## Problem requirements
Pull every line containing "model" out of the material below.

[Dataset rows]
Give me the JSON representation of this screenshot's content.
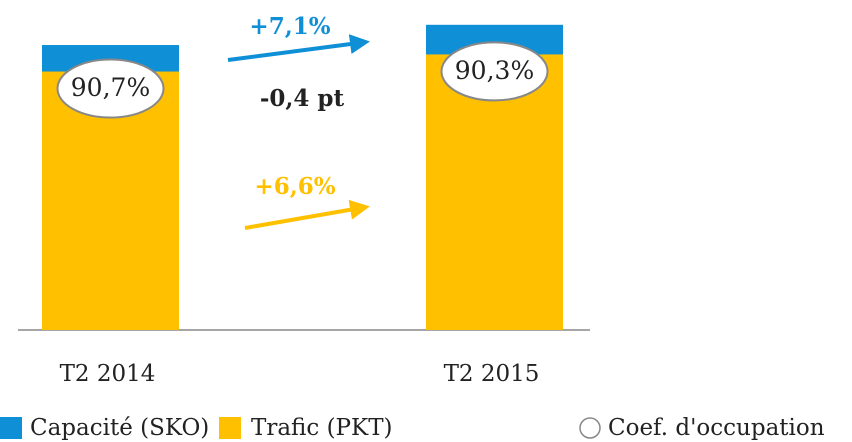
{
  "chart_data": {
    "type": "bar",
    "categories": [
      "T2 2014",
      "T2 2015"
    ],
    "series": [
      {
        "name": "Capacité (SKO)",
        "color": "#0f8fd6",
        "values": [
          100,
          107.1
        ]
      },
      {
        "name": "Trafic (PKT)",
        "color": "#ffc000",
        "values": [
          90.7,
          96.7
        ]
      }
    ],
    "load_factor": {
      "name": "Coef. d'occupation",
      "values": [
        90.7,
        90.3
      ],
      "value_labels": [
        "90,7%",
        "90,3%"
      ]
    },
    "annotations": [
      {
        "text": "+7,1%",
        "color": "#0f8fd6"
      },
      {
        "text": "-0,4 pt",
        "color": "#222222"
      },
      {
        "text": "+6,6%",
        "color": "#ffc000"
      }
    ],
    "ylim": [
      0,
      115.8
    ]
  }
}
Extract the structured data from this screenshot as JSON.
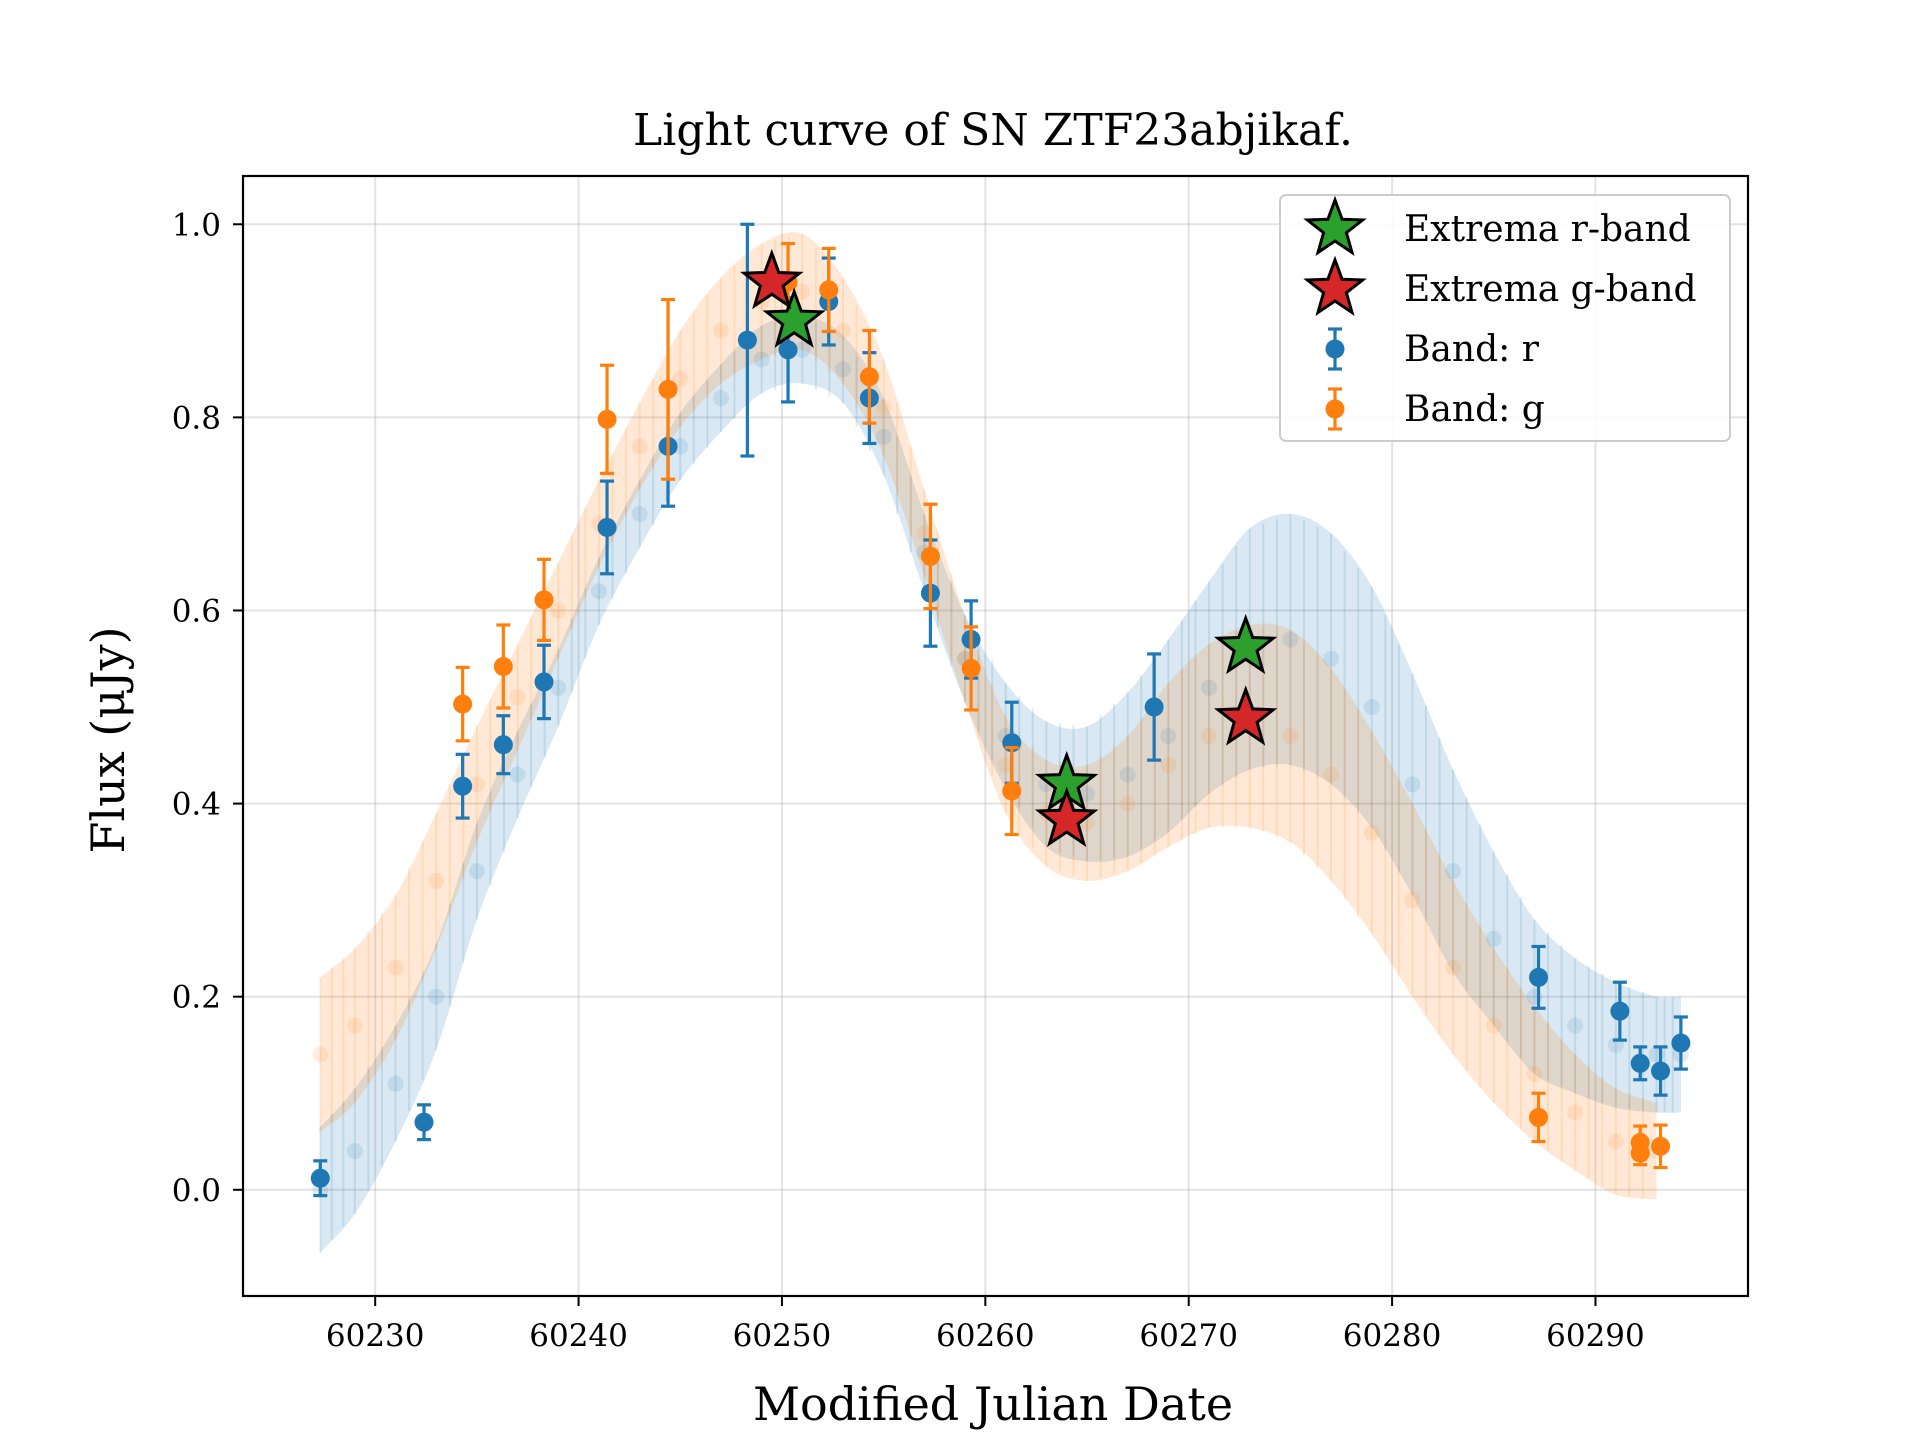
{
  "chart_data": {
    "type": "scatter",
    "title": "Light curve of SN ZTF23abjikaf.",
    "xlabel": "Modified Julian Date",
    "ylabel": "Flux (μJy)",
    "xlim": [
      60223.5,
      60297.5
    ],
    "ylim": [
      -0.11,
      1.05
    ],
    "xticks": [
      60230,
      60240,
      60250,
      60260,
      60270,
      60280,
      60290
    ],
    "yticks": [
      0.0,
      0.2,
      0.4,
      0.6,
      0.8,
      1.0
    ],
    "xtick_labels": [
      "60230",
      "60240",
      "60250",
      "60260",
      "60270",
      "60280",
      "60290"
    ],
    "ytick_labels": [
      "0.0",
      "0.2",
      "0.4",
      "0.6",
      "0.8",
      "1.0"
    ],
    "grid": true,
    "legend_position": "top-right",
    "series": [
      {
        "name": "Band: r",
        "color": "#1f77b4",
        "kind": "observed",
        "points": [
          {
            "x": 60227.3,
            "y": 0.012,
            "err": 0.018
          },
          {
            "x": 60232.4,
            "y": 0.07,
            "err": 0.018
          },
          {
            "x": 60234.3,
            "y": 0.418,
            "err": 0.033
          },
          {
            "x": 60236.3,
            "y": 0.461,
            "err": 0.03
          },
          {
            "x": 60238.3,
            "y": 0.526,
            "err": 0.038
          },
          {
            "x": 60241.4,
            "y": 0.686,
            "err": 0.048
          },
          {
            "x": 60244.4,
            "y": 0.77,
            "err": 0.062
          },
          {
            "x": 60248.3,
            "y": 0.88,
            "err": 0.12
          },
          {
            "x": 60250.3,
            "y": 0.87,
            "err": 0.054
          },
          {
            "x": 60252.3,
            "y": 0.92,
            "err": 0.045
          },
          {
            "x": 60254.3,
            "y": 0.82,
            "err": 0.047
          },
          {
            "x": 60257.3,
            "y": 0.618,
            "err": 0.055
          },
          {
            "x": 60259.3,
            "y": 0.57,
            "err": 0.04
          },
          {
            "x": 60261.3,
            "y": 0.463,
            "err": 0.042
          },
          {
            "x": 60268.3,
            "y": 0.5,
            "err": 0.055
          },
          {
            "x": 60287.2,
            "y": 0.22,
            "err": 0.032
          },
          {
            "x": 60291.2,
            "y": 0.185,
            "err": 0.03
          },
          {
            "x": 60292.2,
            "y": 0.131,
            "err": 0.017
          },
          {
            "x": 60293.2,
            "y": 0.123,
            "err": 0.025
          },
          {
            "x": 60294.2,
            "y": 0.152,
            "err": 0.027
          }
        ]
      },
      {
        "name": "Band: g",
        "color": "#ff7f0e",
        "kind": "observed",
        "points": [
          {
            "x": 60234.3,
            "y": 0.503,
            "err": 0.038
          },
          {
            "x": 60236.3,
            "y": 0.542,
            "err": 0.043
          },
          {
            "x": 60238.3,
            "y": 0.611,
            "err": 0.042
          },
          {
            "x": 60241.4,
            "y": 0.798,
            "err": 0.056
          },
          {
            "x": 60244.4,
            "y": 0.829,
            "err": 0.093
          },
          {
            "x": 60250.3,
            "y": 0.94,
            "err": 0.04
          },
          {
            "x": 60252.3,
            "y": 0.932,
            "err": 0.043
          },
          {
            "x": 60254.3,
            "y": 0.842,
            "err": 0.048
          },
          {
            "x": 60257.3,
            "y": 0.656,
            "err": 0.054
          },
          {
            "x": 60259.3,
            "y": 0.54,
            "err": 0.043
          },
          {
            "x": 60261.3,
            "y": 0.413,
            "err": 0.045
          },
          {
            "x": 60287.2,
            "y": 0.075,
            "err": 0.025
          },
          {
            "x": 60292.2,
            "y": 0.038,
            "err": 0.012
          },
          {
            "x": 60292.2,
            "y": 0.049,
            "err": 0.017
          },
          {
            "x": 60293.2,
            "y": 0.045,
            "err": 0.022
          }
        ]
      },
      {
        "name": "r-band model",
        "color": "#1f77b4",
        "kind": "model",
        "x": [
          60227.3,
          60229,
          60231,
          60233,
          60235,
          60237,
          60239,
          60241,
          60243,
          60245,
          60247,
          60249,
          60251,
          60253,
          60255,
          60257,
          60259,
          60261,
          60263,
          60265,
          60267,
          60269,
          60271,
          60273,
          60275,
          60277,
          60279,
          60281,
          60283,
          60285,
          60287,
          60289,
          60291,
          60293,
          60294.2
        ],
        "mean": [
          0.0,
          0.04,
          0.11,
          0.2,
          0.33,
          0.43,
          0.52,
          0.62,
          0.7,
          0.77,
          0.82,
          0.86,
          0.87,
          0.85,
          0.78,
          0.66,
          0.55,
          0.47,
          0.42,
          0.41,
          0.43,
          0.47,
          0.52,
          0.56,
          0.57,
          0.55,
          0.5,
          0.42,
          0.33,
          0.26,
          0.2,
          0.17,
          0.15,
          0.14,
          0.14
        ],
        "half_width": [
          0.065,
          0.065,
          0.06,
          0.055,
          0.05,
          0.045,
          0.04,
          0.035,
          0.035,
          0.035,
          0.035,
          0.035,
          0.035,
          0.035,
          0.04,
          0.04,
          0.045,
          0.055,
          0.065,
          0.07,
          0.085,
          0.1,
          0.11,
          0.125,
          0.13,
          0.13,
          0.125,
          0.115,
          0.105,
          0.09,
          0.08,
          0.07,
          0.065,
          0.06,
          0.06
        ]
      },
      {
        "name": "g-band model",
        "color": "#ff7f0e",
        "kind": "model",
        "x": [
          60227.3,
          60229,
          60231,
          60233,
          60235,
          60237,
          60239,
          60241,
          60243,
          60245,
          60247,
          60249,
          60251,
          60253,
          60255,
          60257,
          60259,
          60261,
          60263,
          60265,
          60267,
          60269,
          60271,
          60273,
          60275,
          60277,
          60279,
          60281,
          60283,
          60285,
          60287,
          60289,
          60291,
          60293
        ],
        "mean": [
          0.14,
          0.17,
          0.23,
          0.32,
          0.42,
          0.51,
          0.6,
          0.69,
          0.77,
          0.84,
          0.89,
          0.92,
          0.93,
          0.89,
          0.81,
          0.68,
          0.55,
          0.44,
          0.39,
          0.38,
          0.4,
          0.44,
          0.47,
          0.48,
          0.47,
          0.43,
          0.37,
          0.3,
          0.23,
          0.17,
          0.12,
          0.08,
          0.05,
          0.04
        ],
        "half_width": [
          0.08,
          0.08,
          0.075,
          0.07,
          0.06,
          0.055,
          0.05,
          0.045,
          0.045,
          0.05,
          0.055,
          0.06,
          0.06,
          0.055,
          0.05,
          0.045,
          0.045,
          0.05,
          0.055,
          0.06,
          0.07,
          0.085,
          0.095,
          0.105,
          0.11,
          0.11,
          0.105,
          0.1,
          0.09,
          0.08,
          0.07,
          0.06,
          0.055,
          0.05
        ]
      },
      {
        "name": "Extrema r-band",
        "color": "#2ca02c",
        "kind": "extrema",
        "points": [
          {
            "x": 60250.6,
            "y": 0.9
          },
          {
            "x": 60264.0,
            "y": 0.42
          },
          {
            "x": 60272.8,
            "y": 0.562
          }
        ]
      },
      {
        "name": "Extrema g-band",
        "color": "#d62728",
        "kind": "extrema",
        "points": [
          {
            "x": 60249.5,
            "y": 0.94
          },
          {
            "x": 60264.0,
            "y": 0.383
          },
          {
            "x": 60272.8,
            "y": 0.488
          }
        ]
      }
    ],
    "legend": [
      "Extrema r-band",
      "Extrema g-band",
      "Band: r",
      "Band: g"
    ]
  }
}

...

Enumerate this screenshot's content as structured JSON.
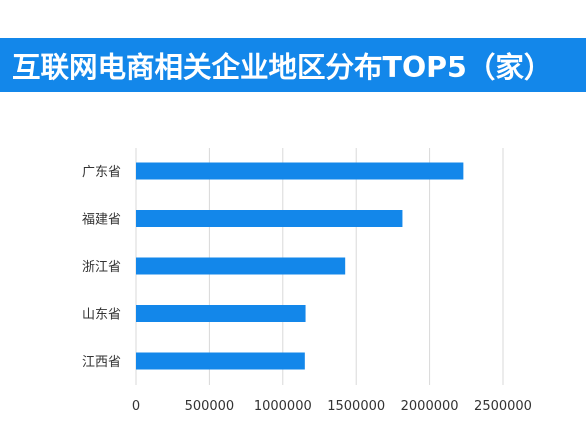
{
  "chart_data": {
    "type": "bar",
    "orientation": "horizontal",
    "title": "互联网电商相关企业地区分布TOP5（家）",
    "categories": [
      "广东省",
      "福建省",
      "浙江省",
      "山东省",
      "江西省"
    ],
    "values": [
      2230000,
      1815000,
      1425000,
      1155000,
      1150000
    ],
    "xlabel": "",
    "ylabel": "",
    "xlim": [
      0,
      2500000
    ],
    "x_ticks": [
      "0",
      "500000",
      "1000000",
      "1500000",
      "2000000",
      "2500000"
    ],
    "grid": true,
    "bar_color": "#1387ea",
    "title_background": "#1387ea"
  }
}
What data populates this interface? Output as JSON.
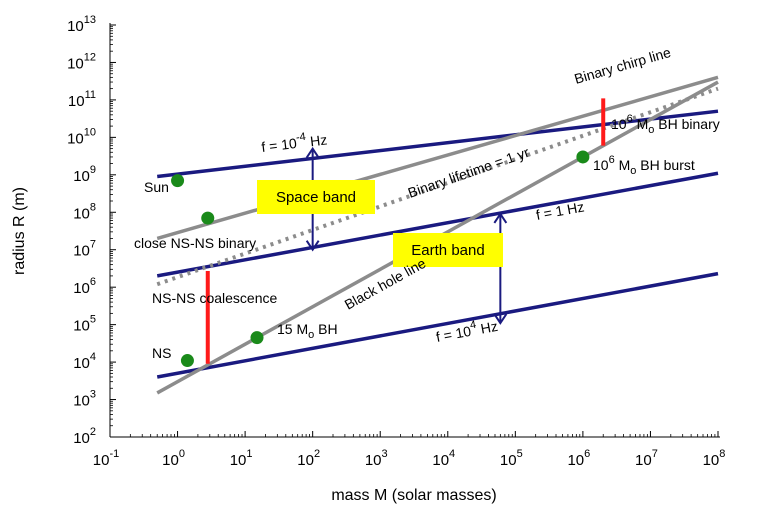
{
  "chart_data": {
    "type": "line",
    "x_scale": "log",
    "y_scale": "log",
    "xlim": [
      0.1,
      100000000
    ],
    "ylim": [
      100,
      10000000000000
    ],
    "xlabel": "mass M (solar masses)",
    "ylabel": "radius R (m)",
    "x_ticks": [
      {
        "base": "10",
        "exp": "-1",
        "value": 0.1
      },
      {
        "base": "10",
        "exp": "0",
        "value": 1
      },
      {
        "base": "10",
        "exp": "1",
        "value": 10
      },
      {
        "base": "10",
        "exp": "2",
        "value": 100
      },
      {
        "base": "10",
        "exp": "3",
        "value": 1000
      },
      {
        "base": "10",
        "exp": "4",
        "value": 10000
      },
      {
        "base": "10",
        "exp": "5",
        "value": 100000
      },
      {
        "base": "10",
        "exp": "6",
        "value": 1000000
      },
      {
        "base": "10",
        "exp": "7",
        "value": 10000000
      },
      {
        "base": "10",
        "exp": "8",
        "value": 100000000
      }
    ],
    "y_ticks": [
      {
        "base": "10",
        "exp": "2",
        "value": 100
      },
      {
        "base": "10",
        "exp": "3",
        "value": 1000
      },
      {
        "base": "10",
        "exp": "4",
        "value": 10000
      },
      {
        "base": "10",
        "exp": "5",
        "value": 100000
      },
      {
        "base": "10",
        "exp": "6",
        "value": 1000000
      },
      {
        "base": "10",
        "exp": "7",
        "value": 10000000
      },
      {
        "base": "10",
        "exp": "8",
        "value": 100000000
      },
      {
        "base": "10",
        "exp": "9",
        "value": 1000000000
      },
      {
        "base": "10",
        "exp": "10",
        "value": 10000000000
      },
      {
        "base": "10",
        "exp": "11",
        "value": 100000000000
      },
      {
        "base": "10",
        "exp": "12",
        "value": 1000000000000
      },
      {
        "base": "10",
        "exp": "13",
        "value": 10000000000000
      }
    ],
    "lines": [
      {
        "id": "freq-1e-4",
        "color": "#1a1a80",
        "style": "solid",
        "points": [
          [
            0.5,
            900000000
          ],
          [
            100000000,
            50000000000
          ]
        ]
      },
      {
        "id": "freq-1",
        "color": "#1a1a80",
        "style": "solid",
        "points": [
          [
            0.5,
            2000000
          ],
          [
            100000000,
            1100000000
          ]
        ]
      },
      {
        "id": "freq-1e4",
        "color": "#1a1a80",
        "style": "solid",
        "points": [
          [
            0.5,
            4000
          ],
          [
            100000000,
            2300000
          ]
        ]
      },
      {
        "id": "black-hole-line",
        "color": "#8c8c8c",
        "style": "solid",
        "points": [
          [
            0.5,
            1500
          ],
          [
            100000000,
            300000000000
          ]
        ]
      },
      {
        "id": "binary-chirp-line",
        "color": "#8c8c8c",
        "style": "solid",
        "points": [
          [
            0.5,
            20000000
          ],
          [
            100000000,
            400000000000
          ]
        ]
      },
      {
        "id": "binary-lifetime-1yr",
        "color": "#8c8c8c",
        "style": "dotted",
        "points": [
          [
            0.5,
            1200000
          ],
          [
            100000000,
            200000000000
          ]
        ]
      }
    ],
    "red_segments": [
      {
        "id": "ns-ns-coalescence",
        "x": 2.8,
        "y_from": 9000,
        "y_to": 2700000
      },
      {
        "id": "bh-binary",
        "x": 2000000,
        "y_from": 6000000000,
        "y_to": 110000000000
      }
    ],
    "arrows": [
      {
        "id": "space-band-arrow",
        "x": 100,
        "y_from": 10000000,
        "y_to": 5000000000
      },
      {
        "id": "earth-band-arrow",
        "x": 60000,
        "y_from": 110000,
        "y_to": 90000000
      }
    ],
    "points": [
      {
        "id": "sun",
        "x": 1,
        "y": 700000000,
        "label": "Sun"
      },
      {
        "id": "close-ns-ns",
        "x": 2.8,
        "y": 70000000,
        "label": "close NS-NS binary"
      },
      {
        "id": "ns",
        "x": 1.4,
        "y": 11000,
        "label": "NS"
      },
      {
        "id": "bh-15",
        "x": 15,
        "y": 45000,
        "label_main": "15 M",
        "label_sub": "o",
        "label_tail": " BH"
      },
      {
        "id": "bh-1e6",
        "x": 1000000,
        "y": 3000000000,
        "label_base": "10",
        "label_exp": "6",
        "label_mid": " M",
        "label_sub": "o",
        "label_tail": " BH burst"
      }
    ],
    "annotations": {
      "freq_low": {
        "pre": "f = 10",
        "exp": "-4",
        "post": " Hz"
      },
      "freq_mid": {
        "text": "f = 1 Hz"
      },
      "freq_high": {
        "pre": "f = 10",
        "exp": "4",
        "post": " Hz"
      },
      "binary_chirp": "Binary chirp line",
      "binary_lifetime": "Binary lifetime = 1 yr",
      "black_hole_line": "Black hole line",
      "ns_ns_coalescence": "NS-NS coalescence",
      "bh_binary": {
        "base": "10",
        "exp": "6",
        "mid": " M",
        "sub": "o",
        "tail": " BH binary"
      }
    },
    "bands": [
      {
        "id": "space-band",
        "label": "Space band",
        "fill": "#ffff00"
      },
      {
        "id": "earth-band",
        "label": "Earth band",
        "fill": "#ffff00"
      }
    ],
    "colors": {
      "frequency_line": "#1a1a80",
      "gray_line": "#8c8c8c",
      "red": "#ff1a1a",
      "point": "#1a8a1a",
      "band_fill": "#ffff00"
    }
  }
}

## Exercise answer
        "name": "r-band model",
        "kind": "model",
        "name": "g-band model",
        "kind": "model",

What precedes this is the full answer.